> **TASK PROMPT**
Copy all of the material word for word, except for the pictures.

> **TASK MATERIAL**
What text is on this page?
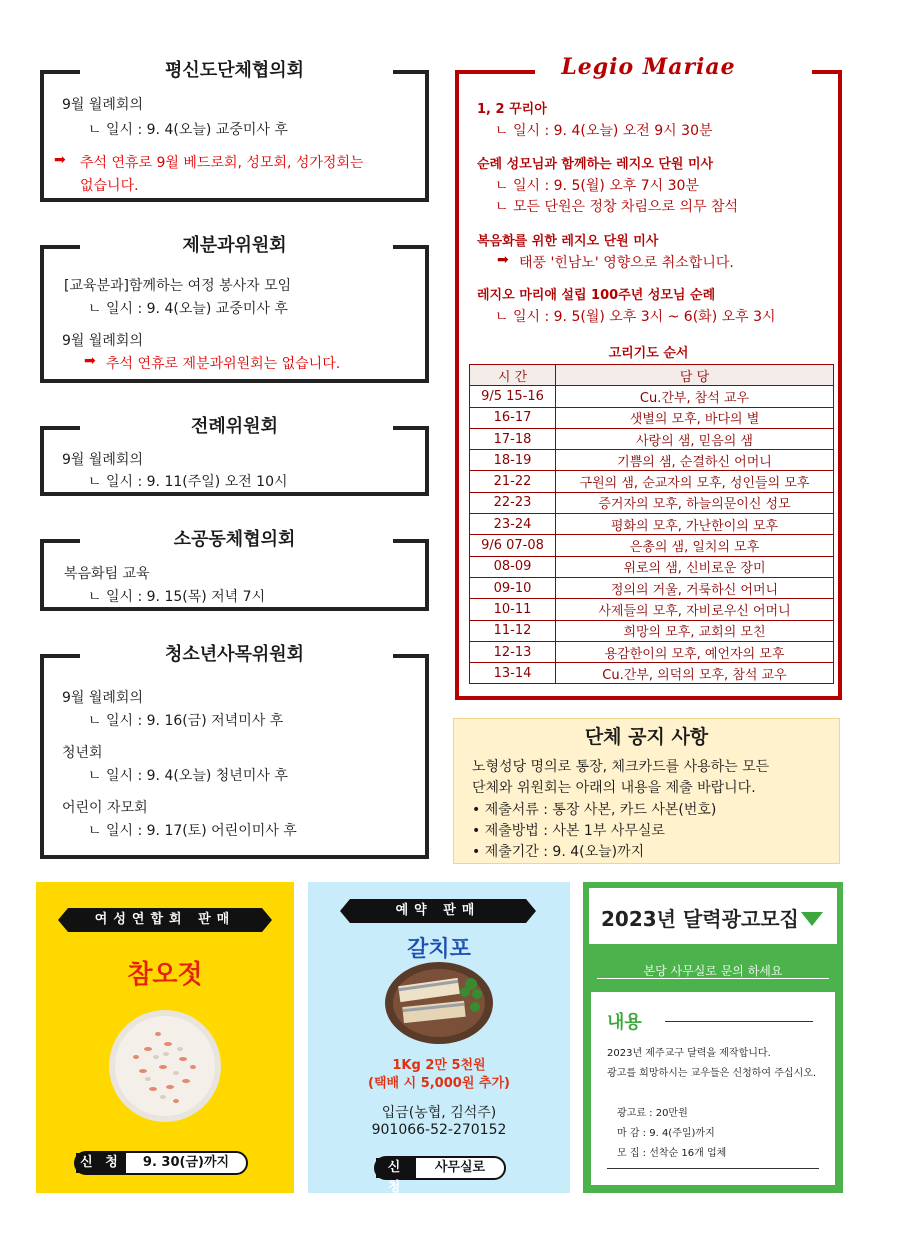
평신도단체협의회
9월 월례회의
ㄴ 일시 : 9. 4(오늘) 교중미사 후
➡ 추석 연휴로 9월 베드로회, 성모회, 성가정회는
없습니다.
제분과위원회
[교육분과]함께하는 여정 봉사자 모임
ㄴ 일시 : 9. 4(오늘) 교중미사 후
9월 월례회의
➡ 추석 연휴로 제분과위원회는 없습니다.
전례위원회
9월 월례회의
ㄴ 일시 : 9. 11(주일) 오전 10시
소공동체협의회
복음화팀 교육
ㄴ 일시 : 9. 15(목) 저녁 7시
청소년사목위원회
9월 월례회의
ㄴ 일시 : 9. 16(금) 저녁미사 후
청년회
ㄴ 일시 : 9. 4(오늘) 청년미사 후
어린이 자모회
ㄴ 일시 : 9. 17(토) 어린이미사 후
Legio Mariae
1, 2 꾸리아
ㄴ 일시 : 9. 4(오늘) 오전 9시 30분
순례 성모님과 함께하는 레지오 단원 미사
ㄴ 일시 : 9. 5(월) 오후 7시 30분
ㄴ 모든 단원은 정창 차림으로 의무 참석
복음화를 위한 레지오 단원 미사
➡ 태풍 '힌남노' 영향으로 취소합니다.
레지오 마리애 설립 100주년 성모님 순례
ㄴ 일시 : 9. 5(월) 오후 3시 ~ 6(화) 오후 3시
고리기도 순서
시 간	담 당
9/5 15-16	Cu.간부, 참석 교우
16-17	샛별의 모후, 바다의 별
17-18	사랑의 샘, 믿음의 샘
18-19	기쁨의 샘, 순결하신 어머니
21-22	구원의 샘, 순교자의 모후, 성인들의 모후
22-23	증거자의 모후, 하늘의문이신 성모
23-24	평화의 모후, 가난한이의 모후
9/6 07-08	은총의 샘, 일치의 모후
08-09	위로의 샘, 신비로운 장미
09-10	정의의 거울, 거룩하신 어머니
10-11	사제들의 모후, 자비로우신 어머니
11-12	희망의 모후, 교회의 모친
12-13	용감한이의 모후, 예언자의 모후
13-14	Cu.간부, 의덕의 모후, 참석 교우
단체 공지 사항
노형성당 명의로 통장, 체크카드를 사용하는 모든
단체와 위원회는 아래의 내용을 제출 바랍니다.
• 제출서류 : 통장 사본, 카드 사본(번호)
• 제출방법 : 사본 1부 사무실로
• 제출기간 : 9. 4(오늘)까지
여성연합회 판매
참오젓
신 청	9. 30(금)까지
예약 판매
갈치포
1Kg 2만 5천원
(택배 시 5,000원 추가)
입금(농협, 김석주)
901066-52-270152
신 청
사무실로
2023년 달력광고모집
본당 사무실로 문의 하세요
내용
2023년 제주교구 달력을 제작합니다.
광고를 희망하시는 교우들은 신청하여 주십시오.
광고료 : 20만원
마 감 : 9. 4(주일)까지
모 집 : 선착순 16개 업체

> **SOLUTION FOR THIS TASK**
What text is on this page?
평신도단체협의회
9월 월례회의
ㄴ 일시 : 9. 4(오늘) 교중미사 후
➡ 추석 연휴로 9월 베드로회, 성모회, 성가정회는
없습니다.
제분과위원회
[교육분과]함께하는 여정 봉사자 모임
ㄴ 일시 : 9. 4(오늘) 교중미사 후
9월 월례회의
➡ 추석 연휴로 제분과위원회는 없습니다.
전례위원회
9월 월례회의
ㄴ 일시 : 9. 11(주일) 오전 10시
소공동체협의회
복음화팀 교육
ㄴ 일시 : 9. 15(목) 저녁 7시
청소년사목위원회
9월 월례회의
ㄴ 일시 : 9. 16(금) 저녁미사 후
청년회
ㄴ 일시 : 9. 4(오늘) 청년미사 후
어린이 자모회
ㄴ 일시 : 9. 17(토) 어린이미사 후
Legio Mariae
1, 2 꾸리아
ㄴ 일시 : 9. 4(오늘) 오전 9시 30분
순례 성모님과 함께하는 레지오 단원 미사
ㄴ 일시 : 9. 5(월) 오후 7시 30분
ㄴ 모든 단원은 정창 차림으로 의무 참석
복음화를 위한 레지오 단원 미사
➡ 태풍 '힌남노' 영향으로 취소합니다.
레지오 마리애 설립 100주년 성모님 순례
ㄴ 일시 : 9. 5(월) 오후 3시 ~ 6(화) 오후 3시
고리기도 순서
시 간	담 당
9/5 15-16	Cu.간부, 참석 교우
16-17	샛별의 모후, 바다의 별
17-18	사랑의 샘, 믿음의 샘
18-19	기쁨의 샘, 순결하신 어머니
21-22	구원의 샘, 순교자의 모후, 성인들의 모후
22-23	증거자의 모후, 하늘의문이신 성모
23-24	평화의 모후, 가난한이의 모후
9/6 07-08	은총의 샘, 일치의 모후
08-09	위로의 샘, 신비로운 장미
09-10	정의의 거울, 거룩하신 어머니
10-11	사제들의 모후, 자비로우신 어머니
11-12	희망의 모후, 교회의 모친
12-13	용감한이의 모후, 예언자의 모후
13-14	Cu.간부, 의덕의 모후, 참석 교우
단체 공지 사항
노형성당 명의로 통장, 체크카드를 사용하는 모든
단체와 위원회는 아래의 내용을 제출 바랍니다.
• 제출서류 : 통장 사본, 카드 사본(번호)
• 제출방법 : 사본 1부 사무실로
• 제출기간 : 9. 4(오늘)까지
여성연합회 판매
참오젓
신 청	9. 30(금)까지
예약 판매
갈치포
1Kg 2만 5천원
(택배 시 5,000원 추가)
입금(농협, 김석주)
901066-52-270152
신 청
사무실로
2023년 달력광고모집
본당 사무실로 문의 하세요
내용
2023년 제주교구 달력을 제작합니다.
광고를 희망하시는 교우들은 신청하여 주십시오.
광고료 : 20만원
마 감 : 9. 4(주일)까지
모 집 : 선착순 16개 업체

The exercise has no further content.